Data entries
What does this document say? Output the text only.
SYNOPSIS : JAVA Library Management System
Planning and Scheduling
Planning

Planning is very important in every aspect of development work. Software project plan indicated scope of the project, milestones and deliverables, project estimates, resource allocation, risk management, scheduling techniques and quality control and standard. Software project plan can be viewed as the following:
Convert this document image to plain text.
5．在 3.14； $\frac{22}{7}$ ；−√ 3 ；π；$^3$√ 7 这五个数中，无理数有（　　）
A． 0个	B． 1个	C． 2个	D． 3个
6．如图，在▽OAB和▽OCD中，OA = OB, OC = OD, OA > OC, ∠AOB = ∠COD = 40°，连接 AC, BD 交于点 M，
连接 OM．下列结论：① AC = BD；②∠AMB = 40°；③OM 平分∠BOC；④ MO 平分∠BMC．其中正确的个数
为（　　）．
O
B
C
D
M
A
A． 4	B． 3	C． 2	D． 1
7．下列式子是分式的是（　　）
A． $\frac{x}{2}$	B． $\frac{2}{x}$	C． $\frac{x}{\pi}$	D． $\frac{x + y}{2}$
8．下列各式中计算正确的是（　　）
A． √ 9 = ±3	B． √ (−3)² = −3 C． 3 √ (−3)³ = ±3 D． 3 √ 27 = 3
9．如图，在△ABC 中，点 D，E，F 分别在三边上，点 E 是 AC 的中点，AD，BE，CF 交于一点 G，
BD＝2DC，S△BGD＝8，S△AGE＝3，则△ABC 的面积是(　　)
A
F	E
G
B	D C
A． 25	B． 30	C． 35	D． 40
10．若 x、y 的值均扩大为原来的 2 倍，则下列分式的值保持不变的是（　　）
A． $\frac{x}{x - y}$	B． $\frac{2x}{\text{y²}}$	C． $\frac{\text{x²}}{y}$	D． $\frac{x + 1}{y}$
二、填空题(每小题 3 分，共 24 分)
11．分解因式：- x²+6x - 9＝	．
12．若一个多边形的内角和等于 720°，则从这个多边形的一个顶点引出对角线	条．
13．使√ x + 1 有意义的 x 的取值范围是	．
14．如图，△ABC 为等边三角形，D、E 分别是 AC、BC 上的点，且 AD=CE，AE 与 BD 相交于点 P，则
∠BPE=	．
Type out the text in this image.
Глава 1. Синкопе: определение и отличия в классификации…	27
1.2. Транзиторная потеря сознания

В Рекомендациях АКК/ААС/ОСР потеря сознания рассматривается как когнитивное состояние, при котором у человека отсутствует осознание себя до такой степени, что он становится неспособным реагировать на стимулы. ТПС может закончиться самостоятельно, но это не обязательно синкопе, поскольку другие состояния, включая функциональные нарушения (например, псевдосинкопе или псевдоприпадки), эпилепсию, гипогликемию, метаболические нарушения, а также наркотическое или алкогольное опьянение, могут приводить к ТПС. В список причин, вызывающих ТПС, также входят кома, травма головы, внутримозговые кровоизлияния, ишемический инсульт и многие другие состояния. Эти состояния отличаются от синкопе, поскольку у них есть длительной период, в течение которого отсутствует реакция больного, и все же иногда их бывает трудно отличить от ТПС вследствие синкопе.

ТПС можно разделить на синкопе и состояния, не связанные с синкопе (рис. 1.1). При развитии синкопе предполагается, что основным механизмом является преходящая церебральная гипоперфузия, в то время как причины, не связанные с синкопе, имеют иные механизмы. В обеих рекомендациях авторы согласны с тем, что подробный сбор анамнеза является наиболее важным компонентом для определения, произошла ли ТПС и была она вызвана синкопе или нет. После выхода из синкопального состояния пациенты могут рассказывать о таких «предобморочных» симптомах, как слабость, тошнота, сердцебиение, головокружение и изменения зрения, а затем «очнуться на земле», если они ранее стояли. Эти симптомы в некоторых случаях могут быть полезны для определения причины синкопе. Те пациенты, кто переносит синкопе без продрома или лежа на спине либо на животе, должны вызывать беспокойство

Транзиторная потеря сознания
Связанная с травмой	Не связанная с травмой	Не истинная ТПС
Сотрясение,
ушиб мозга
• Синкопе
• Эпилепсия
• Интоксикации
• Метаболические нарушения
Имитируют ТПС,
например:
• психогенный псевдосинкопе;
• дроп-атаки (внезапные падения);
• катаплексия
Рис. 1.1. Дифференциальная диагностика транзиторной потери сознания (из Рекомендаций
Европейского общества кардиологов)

> EXERCISE REQUIREMENTS
Print again each line of the listing above, exactly as it appears.

> THE RESPONSE
What does this document say? Output the text only.
SYNOPSIS : JAVA Library Management System
Planning and Scheduling
Planning

Planning is very important in every aspect of development work. Software project plan indicated scope of the project, milestones and deliverables, project estimates, resource allocation, risk management, scheduling techniques and quality control and standard. Software project plan can be viewed as the following:
Convert this document image to plain text.
5．在 3.14； $\frac{22}{7}$ ；−√ 3 ；π；$^3$√ 7 这五个数中，无理数有（　　）
A． 0个	B． 1个	C． 2个	D． 3个
6．如图，在▽OAB和▽OCD中，OA = OB, OC = OD, OA > OC, ∠AOB = ∠COD = 40°，连接 AC, BD 交于点 M，
连接 OM．下列结论：① AC = BD；②∠AMB = 40°；③OM 平分∠BOC；④ MO 平分∠BMC．其中正确的个数
为（　　）．
O
B
C
D
M
A
A． 4	B． 3	C． 2	D． 1
7．下列式子是分式的是（　　）
A． $\frac{x}{2}$	B． $\frac{2}{x}$	C． $\frac{x}{\pi}$	D． $\frac{x + y}{2}$
8．下列各式中计算正确的是（　　）
A． √ 9 = ±3	B． √ (−3)² = −3 C． 3 √ (−3)³ = ±3 D． 3 √ 27 = 3
9．如图，在△ABC 中，点 D，E，F 分别在三边上，点 E 是 AC 的中点，AD，BE，CF 交于一点 G，
BD＝2DC，S△BGD＝8，S△AGE＝3，则△ABC 的面积是(　　)
A
F	E
G
B	D C
A． 25	B． 30	C． 35	D． 40
10．若 x、y 的值均扩大为原来的 2 倍，则下列分式的值保持不变的是（　　）
A． $\frac{x}{x - y}$	B． $\frac{2x}{\text{y²}}$	C． $\frac{\text{x²}}{y}$	D． $\frac{x + 1}{y}$
二、填空题(每小题 3 分，共 24 分)
11．分解因式：- x²+6x - 9＝	．
12．若一个多边形的内角和等于 720°，则从这个多边形的一个顶点引出对角线	条．
13．使√ x + 1 有意义的 x 的取值范围是	．
14．如图，△ABC 为等边三角形，D、E 分别是 AC、BC 上的点，且 AD=CE，AE 与 BD 相交于点 P，则
∠BPE=	．
Type out the text in this image.
Глава 1. Синкопе: определение и отличия в классификации…	27
1.2. Транзиторная потеря сознания

В Рекомендациях АКК/ААС/ОСР потеря сознания рассматривается как когнитивное состояние, при котором у человека отсутствует осознание себя до такой степени, что он становится неспособным реагировать на стимулы. ТПС может закончиться самостоятельно, но это не обязательно синкопе, поскольку другие состояния, включая функциональные нарушения (например, псевдосинкопе или псевдоприпадки), эпилепсию, гипогликемию, метаболические нарушения, а также наркотическое или алкогольное опьянение, могут приводить к ТПС. В список причин, вызывающих ТПС, также входят кома, травма головы, внутримозговые кровоизлияния, ишемический инсульт и многие другие состояния. Эти состояния отличаются от синкопе, поскольку у них есть длительной период, в течение которого отсутствует реакция больного, и все же иногда их бывает трудно отличить от ТПС вследствие синкопе.

ТПС можно разделить на синкопе и состояния, не связанные с синкопе (рис. 1.1). При развитии синкопе предполагается, что основным механизмом является преходящая церебральная гипоперфузия, в то время как причины, не связанные с синкопе, имеют иные механизмы. В обеих рекомендациях авторы согласны с тем, что подробный сбор анамнеза является наиболее важным компонентом для определения, произошла ли ТПС и была она вызвана синкопе или нет. После выхода из синкопального состояния пациенты могут рассказывать о таких «предобморочных» симптомах, как слабость, тошнота, сердцебиение, головокружение и изменения зрения, а затем «очнуться на земле», если они ранее стояли. Эти симптомы в некоторых случаях могут быть полезны для определения причины синкопе. Те пациенты, кто переносит синкопе без продрома или лежа на спине либо на животе, должны вызывать беспокойство

Транзиторная потеря сознания
Связанная с травмой	Не связанная с травмой	Не истинная ТПС
Сотрясение,
ушиб мозга
• Синкопе
• Эпилепсия
• Интоксикации
• Метаболические нарушения
Имитируют ТПС,
например:
• психогенный псевдосинкопе;
• дроп-атаки (внезапные падения);
• катаплексия
Рис. 1.1. Дифференциальная диагностика транзиторной потери сознания (из Рекомендаций
Европейского общества кардиологов)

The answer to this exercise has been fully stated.